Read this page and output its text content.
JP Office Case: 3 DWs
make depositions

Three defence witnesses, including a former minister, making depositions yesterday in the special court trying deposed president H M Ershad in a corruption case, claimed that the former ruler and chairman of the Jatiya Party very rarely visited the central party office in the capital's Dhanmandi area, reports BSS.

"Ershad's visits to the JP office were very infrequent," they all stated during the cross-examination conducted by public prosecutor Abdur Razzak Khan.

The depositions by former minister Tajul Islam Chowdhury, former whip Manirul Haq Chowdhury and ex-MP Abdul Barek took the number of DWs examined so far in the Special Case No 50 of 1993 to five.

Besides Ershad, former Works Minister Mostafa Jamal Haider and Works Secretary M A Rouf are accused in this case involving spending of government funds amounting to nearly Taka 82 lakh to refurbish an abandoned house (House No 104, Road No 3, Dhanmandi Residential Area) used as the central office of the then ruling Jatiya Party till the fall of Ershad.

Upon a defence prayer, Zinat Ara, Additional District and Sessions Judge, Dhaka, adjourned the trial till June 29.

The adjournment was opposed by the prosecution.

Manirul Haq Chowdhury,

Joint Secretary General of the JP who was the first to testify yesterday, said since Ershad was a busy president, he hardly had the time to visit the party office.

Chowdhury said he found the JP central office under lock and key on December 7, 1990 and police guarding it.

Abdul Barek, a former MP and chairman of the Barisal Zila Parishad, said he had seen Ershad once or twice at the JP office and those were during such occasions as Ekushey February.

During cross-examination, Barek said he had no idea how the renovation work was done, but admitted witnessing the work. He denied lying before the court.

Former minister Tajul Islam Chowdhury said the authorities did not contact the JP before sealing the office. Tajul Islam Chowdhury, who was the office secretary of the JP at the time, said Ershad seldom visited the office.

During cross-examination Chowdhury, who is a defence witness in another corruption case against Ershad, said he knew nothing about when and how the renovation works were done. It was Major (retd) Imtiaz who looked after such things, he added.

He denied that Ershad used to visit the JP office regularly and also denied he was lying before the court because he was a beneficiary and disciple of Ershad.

********************

### THE REQUEST:
Find each line with the string "Barek" and copy it out.

### EXPECTED OUTPUT:
The depositions by former minister Tajul Islam Chowdhury, former whip Manirul Haq Chowdhury and ex-MP Abdul Barek took the number of DWs examined so far in the Special Case No 50 of 1993 to five.
Abdul Barek, a former MP and chairman of the Barisal Zila Parishad, said he had seen Ershad once or twice at the JP office and those were during such occasions as Ekushey February.
During cross-examination, Barek said he had no idea how the renovation work was done, but admitted witnessing the work. He denied lying before the court.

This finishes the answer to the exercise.